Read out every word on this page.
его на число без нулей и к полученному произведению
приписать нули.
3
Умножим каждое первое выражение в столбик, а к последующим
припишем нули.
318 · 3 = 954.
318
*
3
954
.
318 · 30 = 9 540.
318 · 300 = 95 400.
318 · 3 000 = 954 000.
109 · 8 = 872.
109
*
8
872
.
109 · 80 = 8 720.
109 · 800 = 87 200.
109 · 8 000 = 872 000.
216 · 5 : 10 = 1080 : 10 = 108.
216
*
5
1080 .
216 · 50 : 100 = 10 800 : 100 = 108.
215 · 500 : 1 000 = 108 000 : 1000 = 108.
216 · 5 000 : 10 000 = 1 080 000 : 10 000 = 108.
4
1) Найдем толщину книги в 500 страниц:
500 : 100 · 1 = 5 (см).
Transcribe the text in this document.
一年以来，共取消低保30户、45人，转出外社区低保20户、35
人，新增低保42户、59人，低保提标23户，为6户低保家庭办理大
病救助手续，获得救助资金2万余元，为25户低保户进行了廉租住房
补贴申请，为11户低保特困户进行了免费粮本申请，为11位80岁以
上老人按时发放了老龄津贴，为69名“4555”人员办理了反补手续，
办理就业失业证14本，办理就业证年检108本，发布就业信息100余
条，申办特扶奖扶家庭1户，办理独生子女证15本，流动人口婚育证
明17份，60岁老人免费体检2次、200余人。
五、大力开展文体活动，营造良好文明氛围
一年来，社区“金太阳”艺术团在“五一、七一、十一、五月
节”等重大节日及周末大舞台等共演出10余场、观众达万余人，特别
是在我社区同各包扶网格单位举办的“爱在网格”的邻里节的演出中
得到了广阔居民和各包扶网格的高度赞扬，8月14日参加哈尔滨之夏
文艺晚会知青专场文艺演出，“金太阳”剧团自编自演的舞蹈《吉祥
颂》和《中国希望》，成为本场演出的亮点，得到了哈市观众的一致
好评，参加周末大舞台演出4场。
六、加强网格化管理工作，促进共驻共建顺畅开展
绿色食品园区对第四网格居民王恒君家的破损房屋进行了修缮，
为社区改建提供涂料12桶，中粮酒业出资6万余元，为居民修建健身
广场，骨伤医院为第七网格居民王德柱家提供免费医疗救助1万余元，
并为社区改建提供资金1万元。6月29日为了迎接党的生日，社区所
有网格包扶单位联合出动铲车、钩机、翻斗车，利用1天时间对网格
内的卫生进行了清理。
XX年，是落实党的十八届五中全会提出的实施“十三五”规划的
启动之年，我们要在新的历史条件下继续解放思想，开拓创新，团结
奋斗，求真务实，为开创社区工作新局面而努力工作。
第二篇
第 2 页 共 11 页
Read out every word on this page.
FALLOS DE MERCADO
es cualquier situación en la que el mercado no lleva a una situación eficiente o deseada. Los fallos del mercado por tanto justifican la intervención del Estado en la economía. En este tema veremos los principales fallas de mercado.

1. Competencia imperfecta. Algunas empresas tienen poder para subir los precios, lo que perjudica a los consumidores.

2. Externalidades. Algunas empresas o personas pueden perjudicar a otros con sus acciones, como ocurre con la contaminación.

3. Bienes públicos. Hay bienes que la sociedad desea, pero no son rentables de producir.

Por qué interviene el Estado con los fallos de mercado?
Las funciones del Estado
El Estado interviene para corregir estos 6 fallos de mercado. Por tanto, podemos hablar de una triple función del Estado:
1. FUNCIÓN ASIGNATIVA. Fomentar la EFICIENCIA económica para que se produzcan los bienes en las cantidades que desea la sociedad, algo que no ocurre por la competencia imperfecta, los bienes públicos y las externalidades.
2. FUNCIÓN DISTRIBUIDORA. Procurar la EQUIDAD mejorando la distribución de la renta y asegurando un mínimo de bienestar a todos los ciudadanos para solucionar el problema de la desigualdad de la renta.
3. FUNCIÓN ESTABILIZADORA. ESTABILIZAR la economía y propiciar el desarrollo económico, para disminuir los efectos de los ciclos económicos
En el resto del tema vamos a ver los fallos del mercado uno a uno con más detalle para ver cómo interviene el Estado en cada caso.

- **Task to complete**: Locate and copy each line in the data above that includes the word "tanto".

- **Expected answer**:
es cualquier situación en la que el mercado no lleva a una situación eficiente o deseada. Los fallos del mercado por tanto justifican la intervención del Estado en la economía. En este tema veremos los principales fallas de mercado.
El Estado interviene para corregir estos 6 fallos de mercado. Por tanto, podemos hablar de una triple función del Estado:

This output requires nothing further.